## Your goal:
Restate the entire listing word for word.

## Given records:
⟨
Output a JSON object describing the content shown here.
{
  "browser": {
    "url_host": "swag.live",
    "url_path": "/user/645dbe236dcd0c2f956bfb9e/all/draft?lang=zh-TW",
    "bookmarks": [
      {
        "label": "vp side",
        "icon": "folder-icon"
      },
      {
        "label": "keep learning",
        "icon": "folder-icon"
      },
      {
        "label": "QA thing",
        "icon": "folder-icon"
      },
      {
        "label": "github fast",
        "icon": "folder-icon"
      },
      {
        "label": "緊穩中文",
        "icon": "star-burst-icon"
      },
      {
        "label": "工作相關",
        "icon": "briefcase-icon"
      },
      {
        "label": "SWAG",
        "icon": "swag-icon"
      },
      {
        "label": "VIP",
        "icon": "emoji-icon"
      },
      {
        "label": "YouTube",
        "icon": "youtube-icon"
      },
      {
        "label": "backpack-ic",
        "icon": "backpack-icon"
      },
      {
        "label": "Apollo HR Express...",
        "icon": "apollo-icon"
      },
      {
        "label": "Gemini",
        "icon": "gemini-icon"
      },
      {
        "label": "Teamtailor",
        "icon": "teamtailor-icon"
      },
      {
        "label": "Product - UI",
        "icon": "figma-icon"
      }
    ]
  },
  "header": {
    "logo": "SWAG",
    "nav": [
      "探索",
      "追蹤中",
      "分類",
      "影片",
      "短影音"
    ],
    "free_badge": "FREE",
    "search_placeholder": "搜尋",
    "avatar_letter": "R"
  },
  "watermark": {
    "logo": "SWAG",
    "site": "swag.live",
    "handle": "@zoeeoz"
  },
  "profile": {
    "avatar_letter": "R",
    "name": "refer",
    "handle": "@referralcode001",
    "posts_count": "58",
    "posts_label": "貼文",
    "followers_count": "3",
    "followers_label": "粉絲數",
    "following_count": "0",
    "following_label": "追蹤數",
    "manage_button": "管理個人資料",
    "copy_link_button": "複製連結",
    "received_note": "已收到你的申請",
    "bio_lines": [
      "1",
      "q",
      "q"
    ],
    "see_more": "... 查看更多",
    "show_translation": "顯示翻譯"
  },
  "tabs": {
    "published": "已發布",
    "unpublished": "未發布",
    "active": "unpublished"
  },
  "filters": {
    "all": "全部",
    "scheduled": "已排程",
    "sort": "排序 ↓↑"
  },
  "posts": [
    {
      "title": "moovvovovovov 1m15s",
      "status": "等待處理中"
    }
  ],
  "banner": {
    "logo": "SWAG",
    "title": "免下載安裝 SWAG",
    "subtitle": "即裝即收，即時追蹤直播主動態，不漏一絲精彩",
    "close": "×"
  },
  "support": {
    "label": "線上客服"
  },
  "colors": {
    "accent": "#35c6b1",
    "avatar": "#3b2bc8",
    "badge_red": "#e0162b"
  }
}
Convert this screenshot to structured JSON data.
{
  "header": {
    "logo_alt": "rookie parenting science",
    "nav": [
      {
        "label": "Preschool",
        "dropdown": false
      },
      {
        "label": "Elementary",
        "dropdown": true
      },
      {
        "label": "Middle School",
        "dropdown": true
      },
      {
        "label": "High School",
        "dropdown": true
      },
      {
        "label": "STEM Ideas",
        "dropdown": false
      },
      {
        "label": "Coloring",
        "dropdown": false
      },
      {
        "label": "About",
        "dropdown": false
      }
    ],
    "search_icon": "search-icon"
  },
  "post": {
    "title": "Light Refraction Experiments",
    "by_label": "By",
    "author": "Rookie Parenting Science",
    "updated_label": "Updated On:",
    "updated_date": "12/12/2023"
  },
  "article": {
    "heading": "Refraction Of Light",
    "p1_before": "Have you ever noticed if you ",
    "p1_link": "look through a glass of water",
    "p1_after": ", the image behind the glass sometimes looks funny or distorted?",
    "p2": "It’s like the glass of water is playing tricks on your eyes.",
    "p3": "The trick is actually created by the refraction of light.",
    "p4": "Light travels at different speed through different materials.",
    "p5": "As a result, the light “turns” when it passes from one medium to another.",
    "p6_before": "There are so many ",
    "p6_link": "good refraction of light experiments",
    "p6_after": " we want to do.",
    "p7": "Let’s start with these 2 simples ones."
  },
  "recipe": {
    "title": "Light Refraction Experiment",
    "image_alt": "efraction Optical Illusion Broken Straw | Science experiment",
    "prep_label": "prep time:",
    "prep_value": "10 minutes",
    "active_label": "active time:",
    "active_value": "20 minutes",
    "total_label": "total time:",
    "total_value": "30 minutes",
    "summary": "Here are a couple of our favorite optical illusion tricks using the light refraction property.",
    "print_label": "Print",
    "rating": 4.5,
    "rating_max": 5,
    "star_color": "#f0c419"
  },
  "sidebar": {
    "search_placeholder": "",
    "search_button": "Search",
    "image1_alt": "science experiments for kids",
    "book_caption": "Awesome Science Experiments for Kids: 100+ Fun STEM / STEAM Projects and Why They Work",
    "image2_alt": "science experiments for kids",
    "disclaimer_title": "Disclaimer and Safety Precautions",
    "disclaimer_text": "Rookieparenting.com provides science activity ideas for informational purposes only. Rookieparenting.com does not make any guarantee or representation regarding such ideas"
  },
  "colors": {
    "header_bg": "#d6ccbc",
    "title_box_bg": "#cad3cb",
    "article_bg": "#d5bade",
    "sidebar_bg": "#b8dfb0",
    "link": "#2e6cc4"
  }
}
⟩
## Full output:
Output a JSON object describing the content shown here.
{
  "browser": {
    "url_host": "swag.live",
    "url_path": "/user/645dbe236dcd0c2f956bfb9e/all/draft?lang=zh-TW",
    "bookmarks": [
      {
        "label": "vp side",
        "icon": "folder-icon"
      },
      {
        "label": "keep learning",
        "icon": "folder-icon"
      },
      {
        "label": "QA thing",
        "icon": "folder-icon"
      },
      {
        "label": "github fast",
        "icon": "folder-icon"
      },
      {
        "label": "緊穩中文",
        "icon": "star-burst-icon"
      },
      {
        "label": "工作相關",
        "icon": "briefcase-icon"
      },
      {
        "label": "SWAG",
        "icon": "swag-icon"
      },
      {
        "label": "VIP",
        "icon": "emoji-icon"
      },
      {
        "label": "YouTube",
        "icon": "youtube-icon"
      },
      {
        "label": "backpack-ic",
        "icon": "backpack-icon"
      },
      {
        "label": "Apollo HR Express...",
        "icon": "apollo-icon"
      },
      {
        "label": "Gemini",
        "icon": "gemini-icon"
      },
      {
        "label": "Teamtailor",
        "icon": "teamtailor-icon"
      },
      {
        "label": "Product - UI",
        "icon": "figma-icon"
      }
    ]
  },
  "header": {
    "logo": "SWAG",
    "nav": [
      "探索",
      "追蹤中",
      "分類",
      "影片",
      "短影音"
    ],
    "free_badge": "FREE",
    "search_placeholder": "搜尋",
    "avatar_letter": "R"
  },
  "watermark": {
    "logo": "SWAG",
    "site": "swag.live",
    "handle": "@zoeeoz"
  },
  "profile": {
    "avatar_letter": "R",
    "name": "refer",
    "handle": "@referralcode001",
    "posts_count": "58",
    "posts_label": "貼文",
    "followers_count": "3",
    "followers_label": "粉絲數",
    "following_count": "0",
    "following_label": "追蹤數",
    "manage_button": "管理個人資料",
    "copy_link_button": "複製連結",
    "received_note": "已收到你的申請",
    "bio_lines": [
      "1",
      "q",
      "q"
    ],
    "see_more": "... 查看更多",
    "show_translation": "顯示翻譯"
  },
  "tabs": {
    "published": "已發布",
    "unpublished": "未發布",
    "active": "unpublished"
  },
  "filters": {
    "all": "全部",
    "scheduled": "已排程",
    "sort": "排序 ↓↑"
  },
  "posts": [
    {
      "title": "moovvovovovov 1m15s",
      "status": "等待處理中"
    }
  ],
  "banner": {
    "logo": "SWAG",
    "title": "免下載安裝 SWAG",
    "subtitle": "即裝即收，即時追蹤直播主動態，不漏一絲精彩",
    "close": "×"
  },
  "support": {
    "label": "線上客服"
  },
  "colors": {
    "accent": "#35c6b1",
    "avatar": "#3b2bc8",
    "badge_red": "#e0162b"
  }
}
Convert this screenshot to structured JSON data.
{
  "header": {
    "logo_alt": "rookie parenting science",
    "nav": [
      {
        "label": "Preschool",
        "dropdown": false
      },
      {
        "label": "Elementary",
        "dropdown": true
      },
      {
        "label": "Middle School",
        "dropdown": true
      },
      {
        "label": "High School",
        "dropdown": true
      },
      {
        "label": "STEM Ideas",
        "dropdown": false
      },
      {
        "label": "Coloring",
        "dropdown": false
      },
      {
        "label": "About",
        "dropdown": false
      }
    ],
    "search_icon": "search-icon"
  },
  "post": {
    "title": "Light Refraction Experiments",
    "by_label": "By",
    "author": "Rookie Parenting Science",
    "updated_label": "Updated On:",
    "updated_date": "12/12/2023"
  },
  "article": {
    "heading": "Refraction Of Light",
    "p1_before": "Have you ever noticed if you ",
    "p1_link": "look through a glass of water",
    "p1_after": ", the image behind the glass sometimes looks funny or distorted?",
    "p2": "It’s like the glass of water is playing tricks on your eyes.",
    "p3": "The trick is actually created by the refraction of light.",
    "p4": "Light travels at different speed through different materials.",
    "p5": "As a result, the light “turns” when it passes from one medium to another.",
    "p6_before": "There are so many ",
    "p6_link": "good refraction of light experiments",
    "p6_after": " we want to do.",
    "p7": "Let’s start with these 2 simples ones."
  },
  "recipe": {
    "title": "Light Refraction Experiment",
    "image_alt": "efraction Optical Illusion Broken Straw | Science experiment",
    "prep_label": "prep time:",
    "prep_value": "10 minutes",
    "active_label": "active time:",
    "active_value": "20 minutes",
    "total_label": "total time:",
    "total_value": "30 minutes",
    "summary": "Here are a couple of our favorite optical illusion tricks using the light refraction property.",
    "print_label": "Print",
    "rating": 4.5,
    "rating_max": 5,
    "star_color": "#f0c419"
  },
  "sidebar": {
    "search_placeholder": "",
    "search_button": "Search",
    "image1_alt": "science experiments for kids",
    "book_caption": "Awesome Science Experiments for Kids: 100+ Fun STEM / STEAM Projects and Why They Work",
    "image2_alt": "science experiments for kids",
    "disclaimer_title": "Disclaimer and Safety Precautions",
    "disclaimer_text": "Rookieparenting.com provides science activity ideas for informational purposes only. Rookieparenting.com does not make any guarantee or representation regarding such ideas"
  },
  "colors": {
    "header_bg": "#d6ccbc",
    "title_box_bg": "#cad3cb",
    "article_bg": "#d5bade",
    "sidebar_bg": "#b8dfb0",
    "link": "#2e6cc4"
  }
}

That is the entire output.